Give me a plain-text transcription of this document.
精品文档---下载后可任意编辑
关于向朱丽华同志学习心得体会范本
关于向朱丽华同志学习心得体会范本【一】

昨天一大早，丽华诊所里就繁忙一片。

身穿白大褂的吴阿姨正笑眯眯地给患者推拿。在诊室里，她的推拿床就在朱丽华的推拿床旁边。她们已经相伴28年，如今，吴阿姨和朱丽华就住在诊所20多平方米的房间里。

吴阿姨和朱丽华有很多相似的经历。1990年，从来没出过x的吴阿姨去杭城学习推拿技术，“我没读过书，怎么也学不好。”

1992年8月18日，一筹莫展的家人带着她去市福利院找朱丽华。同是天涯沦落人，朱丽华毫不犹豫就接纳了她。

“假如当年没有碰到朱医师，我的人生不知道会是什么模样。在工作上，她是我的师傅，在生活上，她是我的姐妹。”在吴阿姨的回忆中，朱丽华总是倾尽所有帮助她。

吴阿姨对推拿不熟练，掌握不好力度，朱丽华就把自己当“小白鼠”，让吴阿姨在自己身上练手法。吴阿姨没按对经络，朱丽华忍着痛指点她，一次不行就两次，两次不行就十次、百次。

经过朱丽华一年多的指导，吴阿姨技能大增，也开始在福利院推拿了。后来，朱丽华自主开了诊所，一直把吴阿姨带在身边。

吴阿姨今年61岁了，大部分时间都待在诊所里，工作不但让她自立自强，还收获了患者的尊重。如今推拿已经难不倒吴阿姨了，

━━━━━━━━━━━━━━━━

**Short problem:** Send back every record, precisely as written.

**Answer to this problem:**
Give me a plain-text transcription of this document.
精品文档---下载后可任意编辑
关于向朱丽华同志学习心得体会范本
关于向朱丽华同志学习心得体会范本【一】

昨天一大早，丽华诊所里就繁忙一片。

身穿白大褂的吴阿姨正笑眯眯地给患者推拿。在诊室里，她的推拿床就在朱丽华的推拿床旁边。她们已经相伴28年，如今，吴阿姨和朱丽华就住在诊所20多平方米的房间里。

吴阿姨和朱丽华有很多相似的经历。1990年，从来没出过x的吴阿姨去杭城学习推拿技术，“我没读过书，怎么也学不好。”

1992年8月18日，一筹莫展的家人带着她去市福利院找朱丽华。同是天涯沦落人，朱丽华毫不犹豫就接纳了她。

“假如当年没有碰到朱医师，我的人生不知道会是什么模样。在工作上，她是我的师傅，在生活上，她是我的姐妹。”在吴阿姨的回忆中，朱丽华总是倾尽所有帮助她。

吴阿姨对推拿不熟练，掌握不好力度，朱丽华就把自己当“小白鼠”，让吴阿姨在自己身上练手法。吴阿姨没按对经络，朱丽华忍着痛指点她，一次不行就两次，两次不行就十次、百次。

经过朱丽华一年多的指导，吴阿姨技能大增，也开始在福利院推拿了。后来，朱丽华自主开了诊所，一直把吴阿姨带在身边。

吴阿姨今年61岁了，大部分时间都待在诊所里，工作不但让她自立自强，还收获了患者的尊重。如今推拿已经难不倒吴阿姨了，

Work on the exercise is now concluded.